DIRECTIONS
Return each line containing "customers".
— Start SUPPLIED DATA —
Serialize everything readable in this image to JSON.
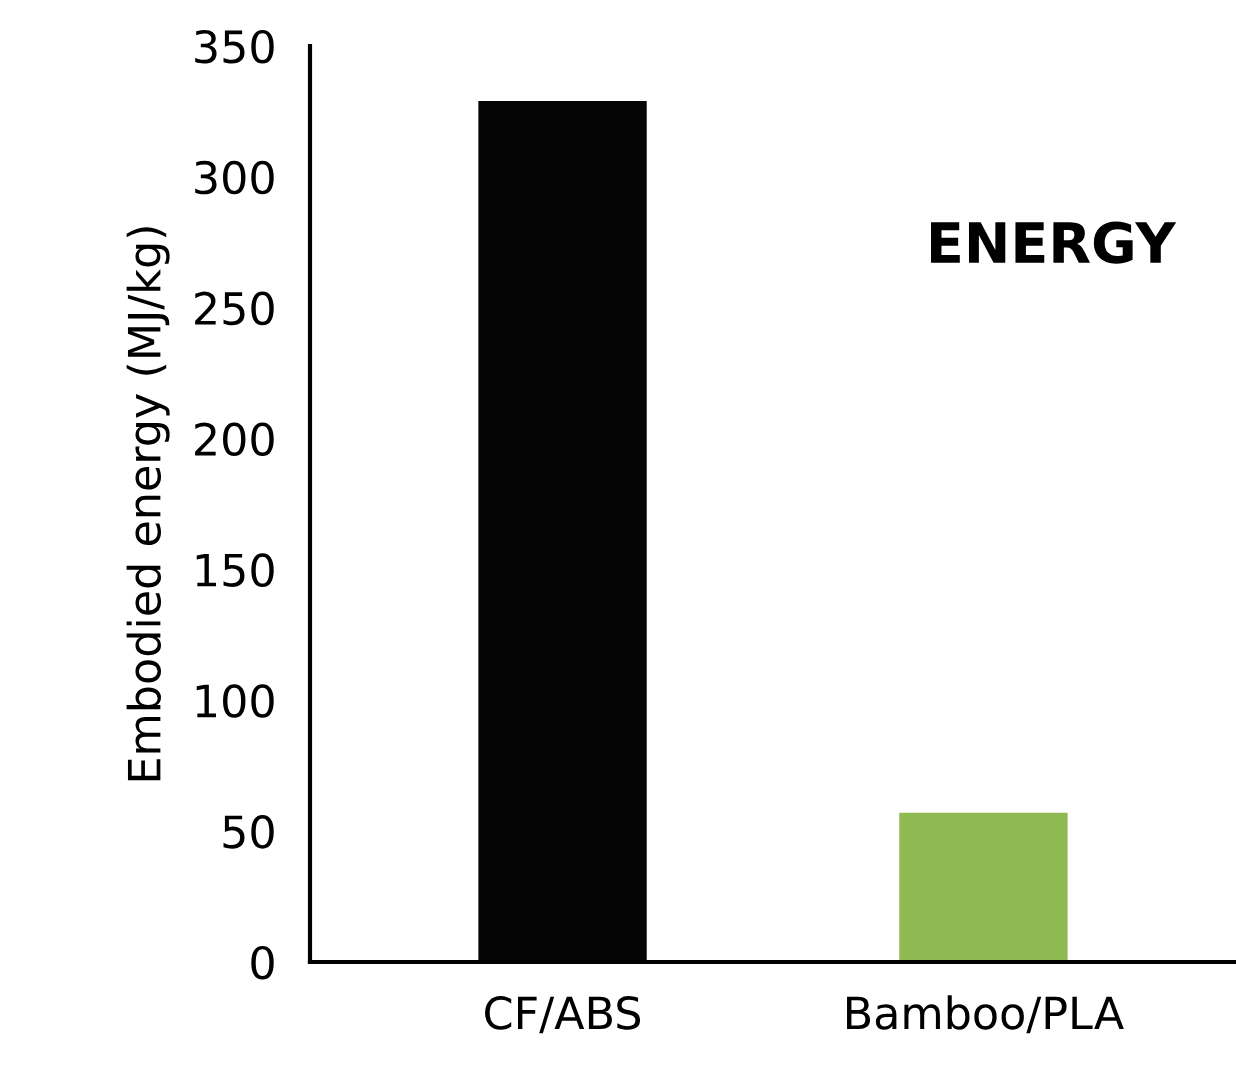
{
  "chart_data": {
    "type": "bar",
    "ylabel": "Embodied energy (MJ/kg)",
    "categories": [
      "CF/ABS",
      "Bamboo/PLA"
    ],
    "values": [
      329,
      57
    ],
    "colors": [
      "#050505",
      "#8fba53"
    ],
    "ylim": [
      0,
      350
    ],
    "yticks": [
      0,
      50,
      100,
      150,
      200,
      250,
      300,
      350
    ],
    "annotations": [
      "ENERGY"
    ],
    "grid": false,
    "legend": false
  }
}
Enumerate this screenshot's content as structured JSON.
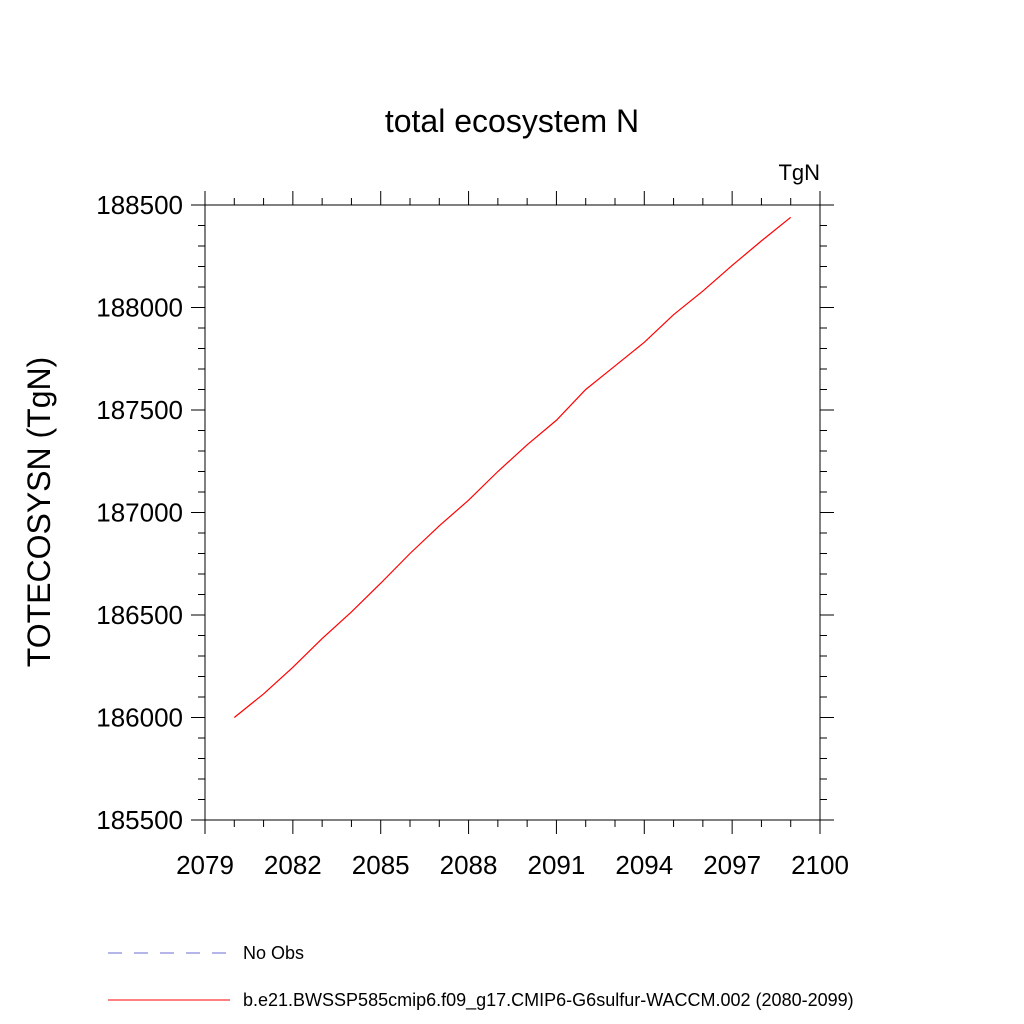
{
  "chart_data": {
    "type": "line",
    "title": "total ecosystem N",
    "units_label": "TgN",
    "ylabel": "TOTECOSYSN  (TgN)",
    "xlabel": "",
    "xlim": [
      2079,
      2100
    ],
    "ylim": [
      185500,
      188500
    ],
    "x_ticks": [
      2079,
      2082,
      2085,
      2088,
      2091,
      2094,
      2097,
      2100
    ],
    "x_tick_labels": [
      "2079",
      "2082",
      "2085",
      "2088",
      "2091",
      "2094",
      "2097",
      "2100"
    ],
    "y_ticks": [
      185500,
      186000,
      186500,
      187000,
      187500,
      188000,
      188500
    ],
    "y_tick_labels": [
      "185500",
      "186000",
      "186500",
      "187000",
      "187500",
      "188000",
      "188500"
    ],
    "grid": false,
    "legend_position": "bottom",
    "series": [
      {
        "name": "b.e21.BWSSP585cmip6.f09_g17.CMIP6-G6sulfur-WACCM.002 (2080-2099)",
        "color": "#ff0000",
        "style": "solid",
        "x": [
          2080,
          2081,
          2082,
          2083,
          2084,
          2085,
          2086,
          2087,
          2088,
          2089,
          2090,
          2091,
          2092,
          2093,
          2094,
          2095,
          2096,
          2097,
          2098,
          2099
        ],
        "y": [
          186000,
          186115,
          186245,
          186385,
          186515,
          186655,
          186800,
          186935,
          187060,
          187200,
          187330,
          187450,
          187600,
          187715,
          187830,
          187965,
          188080,
          188205,
          188325,
          188440
        ]
      }
    ],
    "legend": [
      {
        "label": "No Obs",
        "color": "#6b6bd6",
        "style": "dashed"
      },
      {
        "label": "b.e21.BWSSP585cmip6.f09_g17.CMIP6-G6sulfur-WACCM.002 (2080-2099)",
        "color": "#ff0000",
        "style": "solid"
      }
    ]
  }
}
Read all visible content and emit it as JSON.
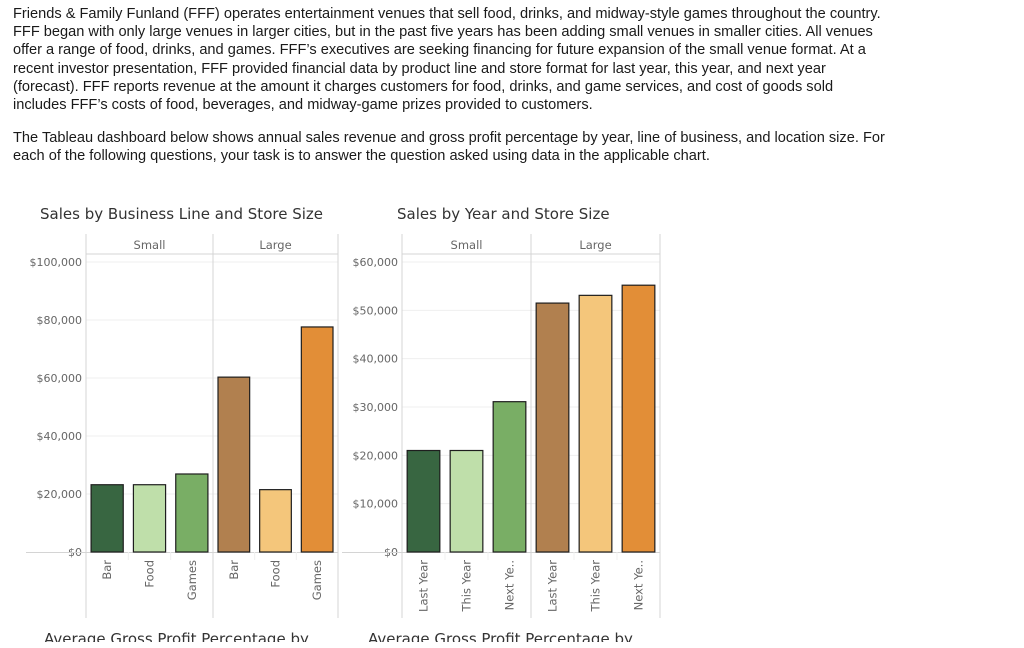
{
  "intro": {
    "paragraph1": [
      "Friends & Family Funland (FFF) operates entertainment venues that sell food, drinks, and midway-style games throughout the country.",
      "FFF began with only large venues in larger cities, but in the past five years has been adding small venues in smaller cities. All venues",
      "offer a range of food, drinks, and games. FFF’s executives are seeking financing for future expansion of the small venue format. At a",
      "recent investor presentation, FFF provided financial data by product line and store format for last year, this year, and next year",
      "(forecast). FFF reports revenue at the amount it charges customers for food, drinks, and game services, and cost of goods sold",
      "includes FFF’s costs of food, beverages, and midway-game prizes provided to customers."
    ],
    "paragraph2": [
      "The Tableau dashboard below shows annual sales revenue and gross profit percentage by year, line of business, and location size. For",
      "each of the following questions, your task is to answer the question asked using data in the applicable chart."
    ]
  },
  "colors": {
    "small_1": "#386641",
    "small_2": "#bfdfaa",
    "small_3": "#79ae65",
    "large_1": "#b1804f",
    "large_2": "#f4c67b",
    "large_3": "#e28e37"
  },
  "next_titles": [
    "Average Gross Profit Percentage by",
    "Average Gross Profit Percentage by"
  ],
  "chart_data": [
    {
      "type": "bar",
      "title": "Sales by Business Line and Store Size",
      "panels": [
        "Small",
        "Large"
      ],
      "categories": [
        "Bar",
        "Food",
        "Games"
      ],
      "series": [
        {
          "name": "Small",
          "values": [
            23200,
            23200,
            26900
          ]
        },
        {
          "name": "Large",
          "values": [
            60300,
            21500,
            77600
          ]
        }
      ],
      "xlabel": "",
      "ylabel": "",
      "ylim": [
        0,
        100000
      ],
      "yticks": [
        0,
        20000,
        40000,
        60000,
        80000,
        100000
      ],
      "ytick_labels": [
        "$0",
        "$20,000",
        "$40,000",
        "$60,000",
        "$80,000",
        "$100,000"
      ],
      "grid": true
    },
    {
      "type": "bar",
      "title": "Sales by Year and Store Size",
      "panels": [
        "Small",
        "Large"
      ],
      "categories": [
        "Last Year",
        "This Year",
        "Next Ye.."
      ],
      "series": [
        {
          "name": "Small",
          "values": [
            21000,
            21000,
            31100
          ]
        },
        {
          "name": "Large",
          "values": [
            51500,
            53100,
            55200
          ]
        }
      ],
      "xlabel": "",
      "ylabel": "",
      "ylim": [
        0,
        60000
      ],
      "yticks": [
        0,
        10000,
        20000,
        30000,
        40000,
        50000,
        60000
      ],
      "ytick_labels": [
        "$0",
        "$10,000",
        "$20,000",
        "$30,000",
        "$40,000",
        "$50,000",
        "$60,000"
      ],
      "grid": true
    }
  ]
}
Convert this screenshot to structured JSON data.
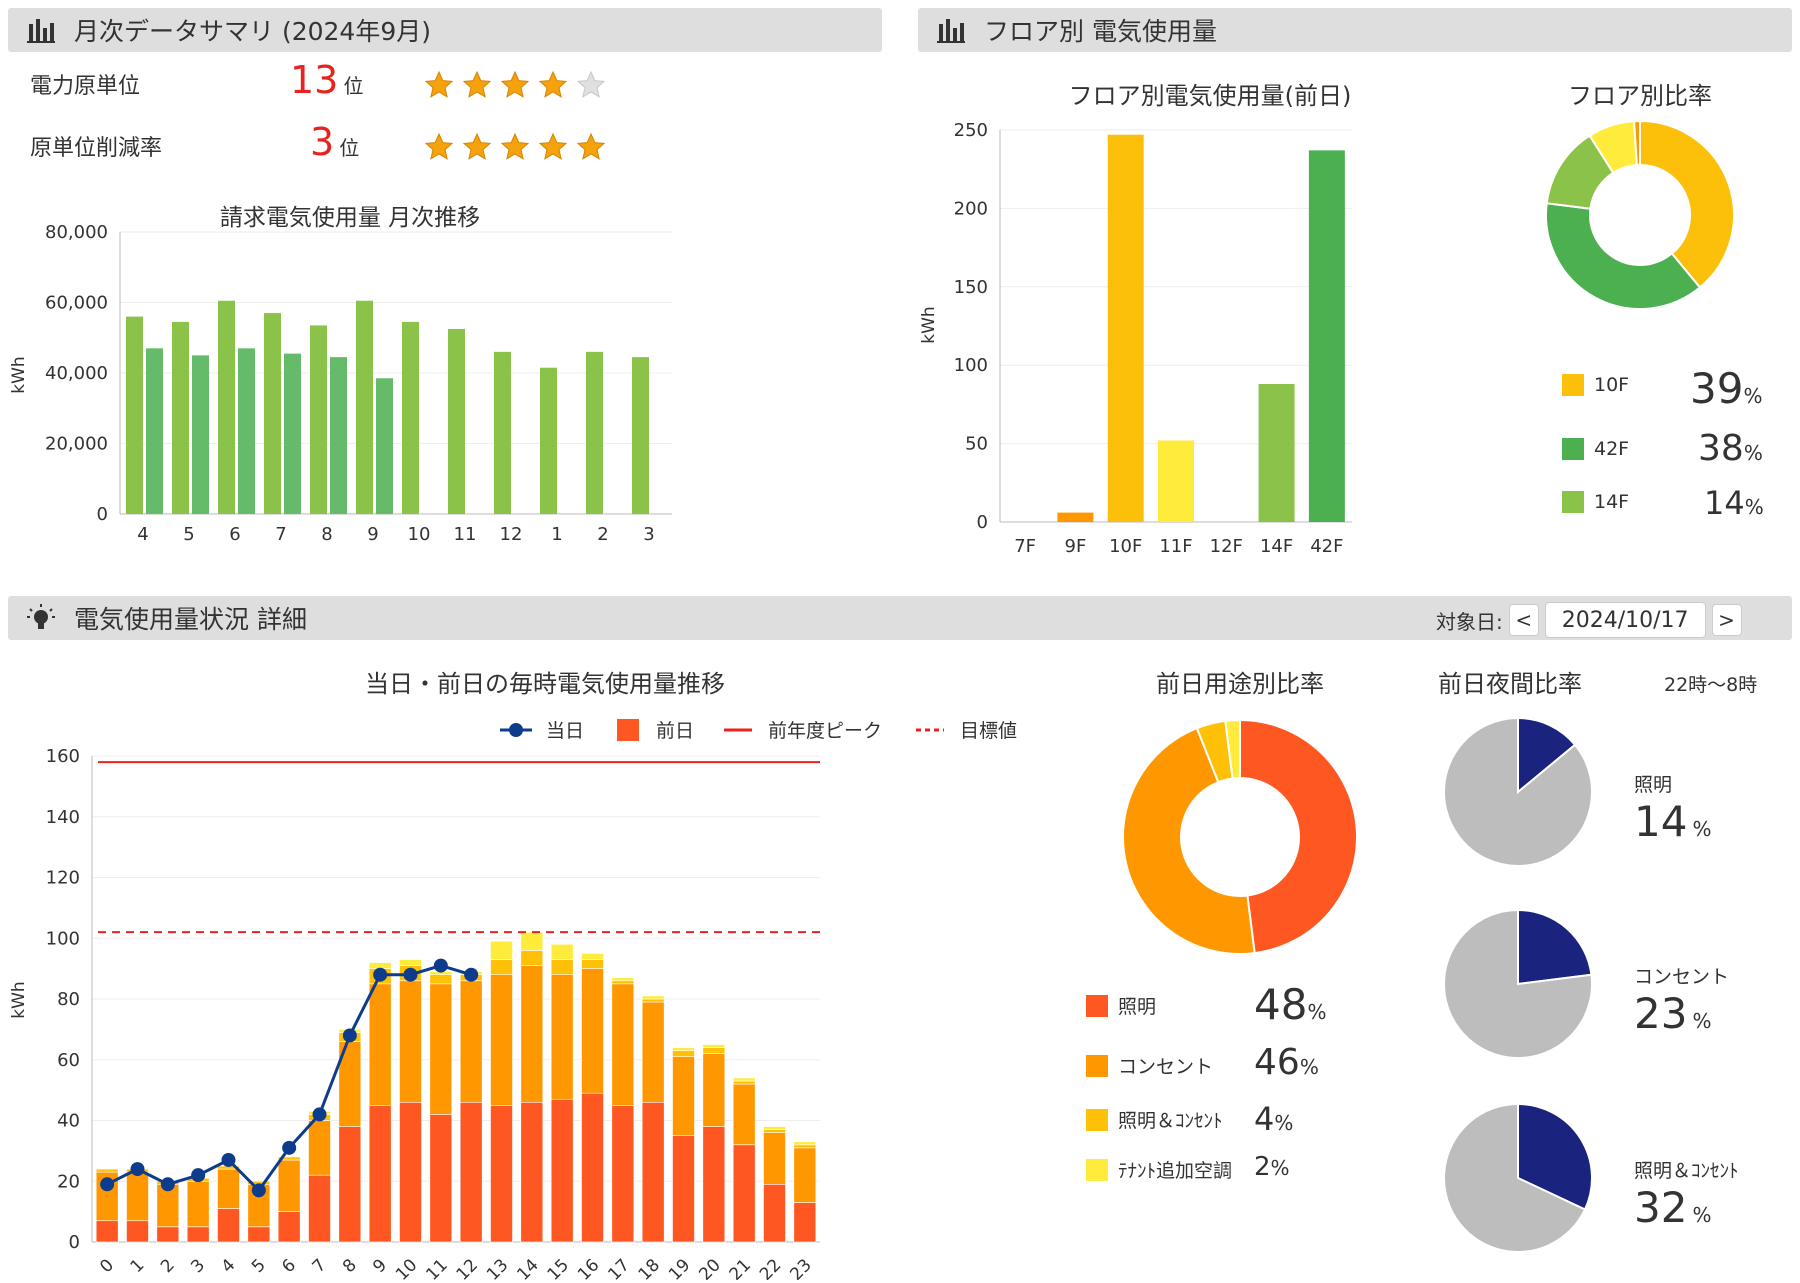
— End SUPPLIED DATA —
RESPONSE
      "(forecast). FFF reports revenue at the amount it charges customers for food, drinks, and game services, and cost of goods sold",
      "includes FFF’s costs of food, beverages, and midway-game prizes provided to customers."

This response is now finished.